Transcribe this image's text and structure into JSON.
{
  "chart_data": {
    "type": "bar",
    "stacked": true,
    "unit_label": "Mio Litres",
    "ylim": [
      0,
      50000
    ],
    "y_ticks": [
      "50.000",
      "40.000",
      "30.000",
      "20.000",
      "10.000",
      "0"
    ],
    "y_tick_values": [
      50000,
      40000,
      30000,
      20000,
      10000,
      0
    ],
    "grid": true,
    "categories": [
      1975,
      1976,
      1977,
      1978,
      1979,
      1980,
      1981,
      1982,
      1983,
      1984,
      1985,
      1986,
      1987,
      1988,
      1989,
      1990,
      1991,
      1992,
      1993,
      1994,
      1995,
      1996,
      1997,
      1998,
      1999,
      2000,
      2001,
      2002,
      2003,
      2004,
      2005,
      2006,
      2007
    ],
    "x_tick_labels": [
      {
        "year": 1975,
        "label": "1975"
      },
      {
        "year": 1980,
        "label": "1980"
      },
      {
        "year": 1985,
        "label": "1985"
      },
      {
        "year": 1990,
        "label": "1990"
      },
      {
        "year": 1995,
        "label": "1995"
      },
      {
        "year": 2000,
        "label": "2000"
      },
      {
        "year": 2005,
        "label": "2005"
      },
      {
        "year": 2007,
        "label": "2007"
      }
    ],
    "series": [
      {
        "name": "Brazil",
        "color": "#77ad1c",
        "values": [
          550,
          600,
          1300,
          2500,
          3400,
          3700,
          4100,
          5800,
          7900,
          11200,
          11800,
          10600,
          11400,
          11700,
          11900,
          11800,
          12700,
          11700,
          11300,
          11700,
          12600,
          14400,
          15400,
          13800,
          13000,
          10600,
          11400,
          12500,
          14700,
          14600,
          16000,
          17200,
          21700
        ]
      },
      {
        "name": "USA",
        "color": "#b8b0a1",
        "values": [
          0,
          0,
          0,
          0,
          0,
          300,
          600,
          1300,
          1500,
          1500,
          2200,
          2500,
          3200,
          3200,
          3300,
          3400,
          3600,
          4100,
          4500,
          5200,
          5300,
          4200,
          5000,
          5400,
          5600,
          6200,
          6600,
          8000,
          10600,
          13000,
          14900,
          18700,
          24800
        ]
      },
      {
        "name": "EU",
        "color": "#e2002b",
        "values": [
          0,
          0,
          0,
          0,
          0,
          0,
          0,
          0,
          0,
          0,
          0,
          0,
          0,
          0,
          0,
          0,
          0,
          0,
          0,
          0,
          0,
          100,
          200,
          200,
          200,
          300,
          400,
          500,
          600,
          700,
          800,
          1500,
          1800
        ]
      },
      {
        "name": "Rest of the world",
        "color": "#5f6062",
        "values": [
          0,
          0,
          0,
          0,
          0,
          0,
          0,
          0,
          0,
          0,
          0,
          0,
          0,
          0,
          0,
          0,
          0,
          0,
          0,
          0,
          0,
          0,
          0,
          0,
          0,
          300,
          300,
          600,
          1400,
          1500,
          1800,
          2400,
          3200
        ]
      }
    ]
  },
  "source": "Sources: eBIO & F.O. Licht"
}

*What this task involves*.
From the records above, extract everything verbatim.

*Task response*.
Transcribe this image's text and structure into JSON.
{
  "chart_data": {
    "type": "bar",
    "stacked": true,
    "unit_label": "Mio Litres",
    "ylim": [
      0,
      50000
    ],
    "y_ticks": [
      "50.000",
      "40.000",
      "30.000",
      "20.000",
      "10.000",
      "0"
    ],
    "y_tick_values": [
      50000,
      40000,
      30000,
      20000,
      10000,
      0
    ],
    "grid": true,
    "categories": [
      1975,
      1976,
      1977,
      1978,
      1979,
      1980,
      1981,
      1982,
      1983,
      1984,
      1985,
      1986,
      1987,
      1988,
      1989,
      1990,
      1991,
      1992,
      1993,
      1994,
      1995,
      1996,
      1997,
      1998,
      1999,
      2000,
      2001,
      2002,
      2003,
      2004,
      2005,
      2006,
      2007
    ],
    "x_tick_labels": [
      {
        "year": 1975,
        "label": "1975"
      },
      {
        "year": 1980,
        "label": "1980"
      },
      {
        "year": 1985,
        "label": "1985"
      },
      {
        "year": 1990,
        "label": "1990"
      },
      {
        "year": 1995,
        "label": "1995"
      },
      {
        "year": 2000,
        "label": "2000"
      },
      {
        "year": 2005,
        "label": "2005"
      },
      {
        "year": 2007,
        "label": "2007"
      }
    ],
    "series": [
      {
        "name": "Brazil",
        "color": "#77ad1c",
        "values": [
          550,
          600,
          1300,
          2500,
          3400,
          3700,
          4100,
          5800,
          7900,
          11200,
          11800,
          10600,
          11400,
          11700,
          11900,
          11800,
          12700,
          11700,
          11300,
          11700,
          12600,
          14400,
          15400,
          13800,
          13000,
          10600,
          11400,
          12500,
          14700,
          14600,
          16000,
          17200,
          21700
        ]
      },
      {
        "name": "USA",
        "color": "#b8b0a1",
        "values": [
          0,
          0,
          0,
          0,
          0,
          300,
          600,
          1300,
          1500,
          1500,
          2200,
          2500,
          3200,
          3200,
          3300,
          3400,
          3600,
          4100,
          4500,
          5200,
          5300,
          4200,
          5000,
          5400,
          5600,
          6200,
          6600,
          8000,
          10600,
          13000,
          14900,
          18700,
          24800
        ]
      },
      {
        "name": "EU",
        "color": "#e2002b",
        "values": [
          0,
          0,
          0,
          0,
          0,
          0,
          0,
          0,
          0,
          0,
          0,
          0,
          0,
          0,
          0,
          0,
          0,
          0,
          0,
          0,
          0,
          100,
          200,
          200,
          200,
          300,
          400,
          500,
          600,
          700,
          800,
          1500,
          1800
        ]
      },
      {
        "name": "Rest of the world",
        "color": "#5f6062",
        "values": [
          0,
          0,
          0,
          0,
          0,
          0,
          0,
          0,
          0,
          0,
          0,
          0,
          0,
          0,
          0,
          0,
          0,
          0,
          0,
          0,
          0,
          0,
          0,
          0,
          0,
          300,
          300,
          600,
          1400,
          1500,
          1800,
          2400,
          3200
        ]
      }
    ]
  },
  "source": "Sources: eBIO & F.O. Licht"
}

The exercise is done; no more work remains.